[Short exercise]:
Would you set down every entry shown below, precisely as written?

[Records provided]:
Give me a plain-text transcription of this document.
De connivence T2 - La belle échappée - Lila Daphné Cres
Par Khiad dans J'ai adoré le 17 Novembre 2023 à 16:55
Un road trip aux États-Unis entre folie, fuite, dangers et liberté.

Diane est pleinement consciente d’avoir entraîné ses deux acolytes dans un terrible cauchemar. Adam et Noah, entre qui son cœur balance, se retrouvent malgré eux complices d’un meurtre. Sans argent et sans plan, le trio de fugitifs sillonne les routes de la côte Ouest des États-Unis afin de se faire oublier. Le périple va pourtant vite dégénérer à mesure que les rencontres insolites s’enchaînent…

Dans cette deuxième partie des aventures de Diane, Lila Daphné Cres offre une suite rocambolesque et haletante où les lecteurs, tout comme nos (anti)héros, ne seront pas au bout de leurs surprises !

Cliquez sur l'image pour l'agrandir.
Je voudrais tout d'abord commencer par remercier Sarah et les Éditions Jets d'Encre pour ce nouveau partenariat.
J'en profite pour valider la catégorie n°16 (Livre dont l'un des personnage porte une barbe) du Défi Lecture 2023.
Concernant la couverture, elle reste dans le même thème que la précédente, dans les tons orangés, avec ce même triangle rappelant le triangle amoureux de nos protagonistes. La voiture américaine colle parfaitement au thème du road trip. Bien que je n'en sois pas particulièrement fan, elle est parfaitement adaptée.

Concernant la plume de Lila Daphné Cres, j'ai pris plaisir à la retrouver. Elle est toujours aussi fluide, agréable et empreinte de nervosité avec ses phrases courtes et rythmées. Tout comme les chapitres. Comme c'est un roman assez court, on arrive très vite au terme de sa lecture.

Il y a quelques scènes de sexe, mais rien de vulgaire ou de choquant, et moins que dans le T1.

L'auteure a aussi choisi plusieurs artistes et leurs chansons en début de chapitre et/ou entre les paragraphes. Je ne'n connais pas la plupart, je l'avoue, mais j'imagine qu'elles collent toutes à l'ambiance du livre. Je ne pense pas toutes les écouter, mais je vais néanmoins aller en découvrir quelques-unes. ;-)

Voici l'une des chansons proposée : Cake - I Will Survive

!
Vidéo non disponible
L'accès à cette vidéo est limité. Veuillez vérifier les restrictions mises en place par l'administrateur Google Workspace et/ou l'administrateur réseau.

[Output for this task]:
Give me a plain-text transcription of this document.
De connivence T2 - La belle échappée - Lila Daphné Cres
Par Khiad dans J'ai adoré le 17 Novembre 2023 à 16:55
Un road trip aux États-Unis entre folie, fuite, dangers et liberté.

Diane est pleinement consciente d’avoir entraîné ses deux acolytes dans un terrible cauchemar. Adam et Noah, entre qui son cœur balance, se retrouvent malgré eux complices d’un meurtre. Sans argent et sans plan, le trio de fugitifs sillonne les routes de la côte Ouest des États-Unis afin de se faire oublier. Le périple va pourtant vite dégénérer à mesure que les rencontres insolites s’enchaînent…

Dans cette deuxième partie des aventures de Diane, Lila Daphné Cres offre une suite rocambolesque et haletante où les lecteurs, tout comme nos (anti)héros, ne seront pas au bout de leurs surprises !

Cliquez sur l'image pour l'agrandir.
Je voudrais tout d'abord commencer par remercier Sarah et les Éditions Jets d'Encre pour ce nouveau partenariat.
J'en profite pour valider la catégorie n°16 (Livre dont l'un des personnage porte une barbe) du Défi Lecture 2023.
Concernant la couverture, elle reste dans le même thème que la précédente, dans les tons orangés, avec ce même triangle rappelant le triangle amoureux de nos protagonistes. La voiture américaine colle parfaitement au thème du road trip. Bien que je n'en sois pas particulièrement fan, elle est parfaitement adaptée.

Concernant la plume de Lila Daphné Cres, j'ai pris plaisir à la retrouver. Elle est toujours aussi fluide, agréable et empreinte de nervosité avec ses phrases courtes et rythmées. Tout comme les chapitres. Comme c'est un roman assez court, on arrive très vite au terme de sa lecture.

Il y a quelques scènes de sexe, mais rien de vulgaire ou de choquant, et moins que dans le T1.

L'auteure a aussi choisi plusieurs artistes et leurs chansons en début de chapitre et/ou entre les paragraphes. Je ne'n connais pas la plupart, je l'avoue, mais j'imagine qu'elles collent toutes à l'ambiance du livre. Je ne pense pas toutes les écouter, mais je vais néanmoins aller en découvrir quelques-unes. ;-)

Voici l'une des chansons proposée : Cake - I Will Survive

!
Vidéo non disponible
L'accès à cette vidéo est limité. Veuillez vérifier les restrictions mises en place par l'administrateur Google Workspace et/ou l'administrateur réseau.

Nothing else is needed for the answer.